(Excerpts from a figure dataset)
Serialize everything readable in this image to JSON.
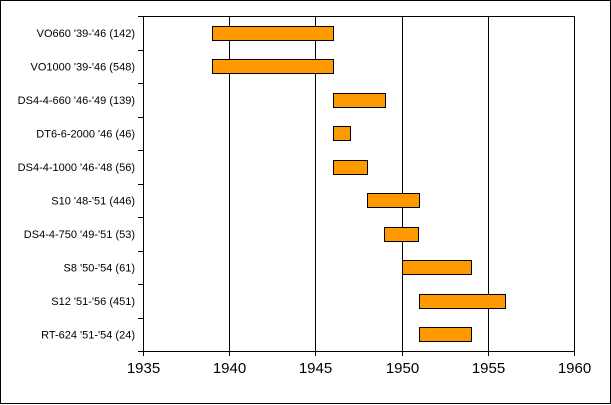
{
  "chart_data": {
    "type": "bar",
    "orientation": "horizontal-floating",
    "title": "",
    "xlabel": "",
    "ylabel": "",
    "xlim": [
      1935,
      1960
    ],
    "x_ticks": [
      "1935",
      "1940",
      "1945",
      "1950",
      "1955",
      "1960"
    ],
    "grid": "vertical major gridlines",
    "legend": "none",
    "bar_color": "#ff9900",
    "bar_edge_color": "#000000",
    "categories": [
      "VO660 '39-'46 (142)",
      "VO1000 '39-'46 (548)",
      "DS4-4-660 '46-'49 (139)",
      "DT6-6-2000 '46 (46)",
      "DS4-4-1000 '46-'48 (56)",
      "S10 '48-'51 (446)",
      "DS4-4-750 '49-'51 (53)",
      "S8 '50-'54 (61)",
      "S12 '51-'56 (451)",
      "RT-624 '51-'54 (24)"
    ],
    "bars": [
      {
        "start": 1939,
        "end": 1946
      },
      {
        "start": 1939,
        "end": 1946
      },
      {
        "start": 1946,
        "end": 1949
      },
      {
        "start": 1946,
        "end": 1947
      },
      {
        "start": 1946,
        "end": 1948
      },
      {
        "start": 1948,
        "end": 1951
      },
      {
        "start": 1949,
        "end": 1951
      },
      {
        "start": 1950,
        "end": 1954
      },
      {
        "start": 1951,
        "end": 1956
      },
      {
        "start": 1951,
        "end": 1954
      }
    ]
  }
}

▶ _Written instruction_
Retype the whole listing exactly and leave the pictures out.

▶ _Completed exercise_
Serialize everything readable in this image to JSON.
{
  "chart_data": {
    "type": "bar",
    "orientation": "horizontal-floating",
    "title": "",
    "xlabel": "",
    "ylabel": "",
    "xlim": [
      1935,
      1960
    ],
    "x_ticks": [
      "1935",
      "1940",
      "1945",
      "1950",
      "1955",
      "1960"
    ],
    "grid": "vertical major gridlines",
    "legend": "none",
    "bar_color": "#ff9900",
    "bar_edge_color": "#000000",
    "categories": [
      "VO660 '39-'46 (142)",
      "VO1000 '39-'46 (548)",
      "DS4-4-660 '46-'49 (139)",
      "DT6-6-2000 '46 (46)",
      "DS4-4-1000 '46-'48 (56)",
      "S10 '48-'51 (446)",
      "DS4-4-750 '49-'51 (53)",
      "S8 '50-'54 (61)",
      "S12 '51-'56 (451)",
      "RT-624 '51-'54 (24)"
    ],
    "bars": [
      {
        "start": 1939,
        "end": 1946
      },
      {
        "start": 1939,
        "end": 1946
      },
      {
        "start": 1946,
        "end": 1949
      },
      {
        "start": 1946,
        "end": 1947
      },
      {
        "start": 1946,
        "end": 1948
      },
      {
        "start": 1948,
        "end": 1951
      },
      {
        "start": 1949,
        "end": 1951
      },
      {
        "start": 1950,
        "end": 1954
      },
      {
        "start": 1951,
        "end": 1956
      },
      {
        "start": 1951,
        "end": 1954
      }
    ]
  }
}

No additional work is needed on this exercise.